[Records about charts and figures]
** Begin **

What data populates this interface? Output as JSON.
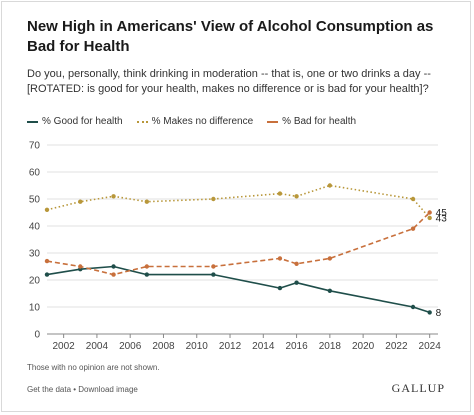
{
  "title": "New High in Americans' View of Alcohol Consumption as Bad for Health",
  "question": "Do you, personally, think drinking in moderation -- that is, one or two drinks a day -- [ROTATED: is good for your health, makes no difference or is bad for your health]?",
  "footnote": "Those with no opinion are not shown.",
  "links": "Get the data • Download image",
  "brand": "GALLUP",
  "chart_data": {
    "type": "line",
    "title": "New High in Americans' View of Alcohol Consumption as Bad for Health",
    "xlim": [
      2001,
      2024.5
    ],
    "ylim": [
      0,
      70
    ],
    "x_ticks": [
      2002,
      2004,
      2006,
      2008,
      2010,
      2012,
      2014,
      2016,
      2018,
      2020,
      2022,
      2024
    ],
    "y_ticks": [
      0,
      10,
      20,
      30,
      40,
      50,
      60,
      70
    ],
    "grid": true,
    "legend_position": "top-left",
    "series": [
      {
        "name": "% Good for health",
        "color": "#1f4e4a",
        "style": "solid",
        "x": [
          2001,
          2003,
          2005,
          2007,
          2011,
          2015,
          2016,
          2018,
          2023,
          2024
        ],
        "values": [
          22,
          24,
          25,
          22,
          22,
          17,
          19,
          16,
          10,
          8
        ],
        "end_label": "8"
      },
      {
        "name": "% Makes no difference",
        "color": "#b8973a",
        "style": "dotted",
        "x": [
          2001,
          2003,
          2005,
          2007,
          2011,
          2015,
          2016,
          2018,
          2023,
          2024
        ],
        "values": [
          46,
          49,
          51,
          49,
          50,
          52,
          51,
          55,
          50,
          43
        ],
        "end_label": "43"
      },
      {
        "name": "% Bad for health",
        "color": "#c8703c",
        "style": "dashed",
        "x": [
          2001,
          2003,
          2005,
          2007,
          2011,
          2015,
          2016,
          2018,
          2023,
          2024
        ],
        "values": [
          27,
          25,
          22,
          25,
          25,
          28,
          26,
          28,
          39,
          45
        ],
        "end_label": "45"
      }
    ]
  }
}
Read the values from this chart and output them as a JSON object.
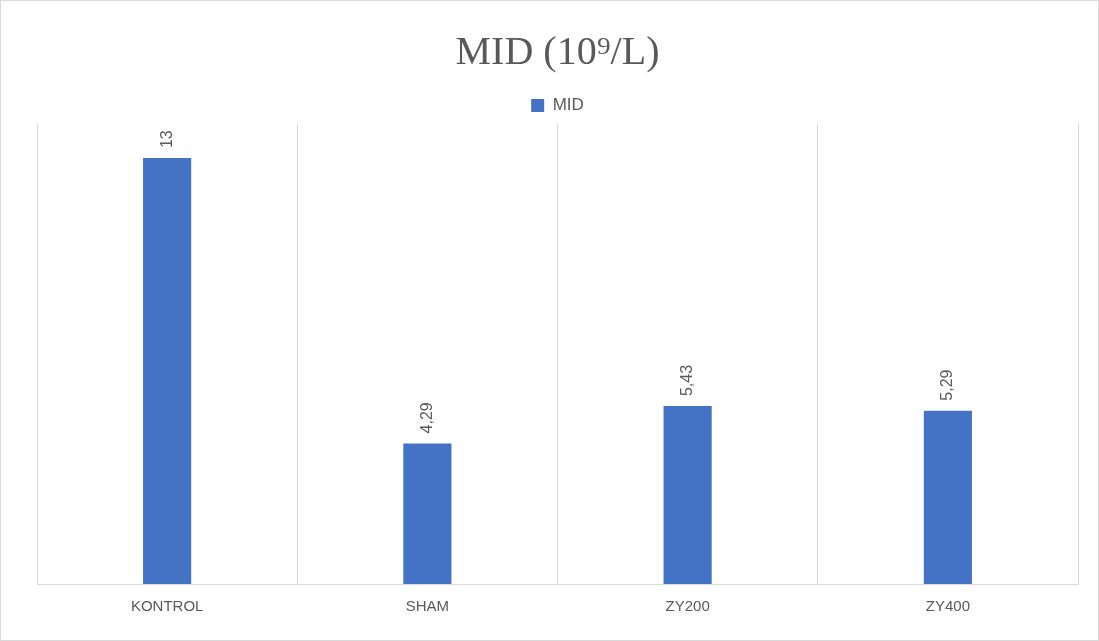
{
  "chart_data": {
    "type": "bar",
    "title": "MID (10⁹/L)",
    "categories": [
      "KONTROL",
      "SHAM",
      "ZY200",
      "ZY400"
    ],
    "series": [
      {
        "name": "MID",
        "color": "#4472c4",
        "values": [
          13,
          4.29,
          5.43,
          5.29
        ],
        "value_labels": [
          "13",
          "4,29",
          "5,43",
          "5,29"
        ]
      }
    ],
    "tick_labels": "x",
    "grid": "x",
    "legend": "top"
  }
}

** End **

PROBLEM TO WORK ON
Omit the pictures and give the material again, exactly and in full.

SOLUTION FOR THIS PROBLEM
What data populates this interface? Output as JSON.
{
  "title": "New High in Americans' View of Alcohol Consumption as Bad for Health",
  "question": "Do you, personally, think drinking in moderation -- that is, one or two drinks a day -- [ROTATED: is good for your health, makes no difference or is bad for your health]?",
  "footnote": "Those with no opinion are not shown.",
  "links": "Get the data • Download image",
  "brand": "GALLUP",
  "chart_data": {
    "type": "line",
    "title": "New High in Americans' View of Alcohol Consumption as Bad for Health",
    "xlim": [
      2001,
      2024.5
    ],
    "ylim": [
      0,
      70
    ],
    "x_ticks": [
      2002,
      2004,
      2006,
      2008,
      2010,
      2012,
      2014,
      2016,
      2018,
      2020,
      2022,
      2024
    ],
    "y_ticks": [
      0,
      10,
      20,
      30,
      40,
      50,
      60,
      70
    ],
    "grid": true,
    "legend_position": "top-left",
    "series": [
      {
        "name": "% Good for health",
        "color": "#1f4e4a",
        "style": "solid",
        "x": [
          2001,
          2003,
          2005,
          2007,
          2011,
          2015,
          2016,
          2018,
          2023,
          2024
        ],
        "values": [
          22,
          24,
          25,
          22,
          22,
          17,
          19,
          16,
          10,
          8
        ],
        "end_label": "8"
      },
      {
        "name": "% Makes no difference",
        "color": "#b8973a",
        "style": "dotted",
        "x": [
          2001,
          2003,
          2005,
          2007,
          2011,
          2015,
          2016,
          2018,
          2023,
          2024
        ],
        "values": [
          46,
          49,
          51,
          49,
          50,
          52,
          51,
          55,
          50,
          43
        ],
        "end_label": "43"
      },
      {
        "name": "% Bad for health",
        "color": "#c8703c",
        "style": "dashed",
        "x": [
          2001,
          2003,
          2005,
          2007,
          2011,
          2015,
          2016,
          2018,
          2023,
          2024
        ],
        "values": [
          27,
          25,
          22,
          25,
          25,
          28,
          26,
          28,
          39,
          45
        ],
        "end_label": "45"
      }
    ]
  }
}
Read the values from this chart and output them as a JSON object.
{
  "chart_data": {
    "type": "bar",
    "title": "MID (10⁹/L)",
    "categories": [
      "KONTROL",
      "SHAM",
      "ZY200",
      "ZY400"
    ],
    "series": [
      {
        "name": "MID",
        "color": "#4472c4",
        "values": [
          13,
          4.29,
          5.43,
          5.29
        ],
        "value_labels": [
          "13",
          "4,29",
          "5,43",
          "5,29"
        ]
      }
    ],
    "tick_labels": "x",
    "grid": "x",
    "legend": "top"
  }
}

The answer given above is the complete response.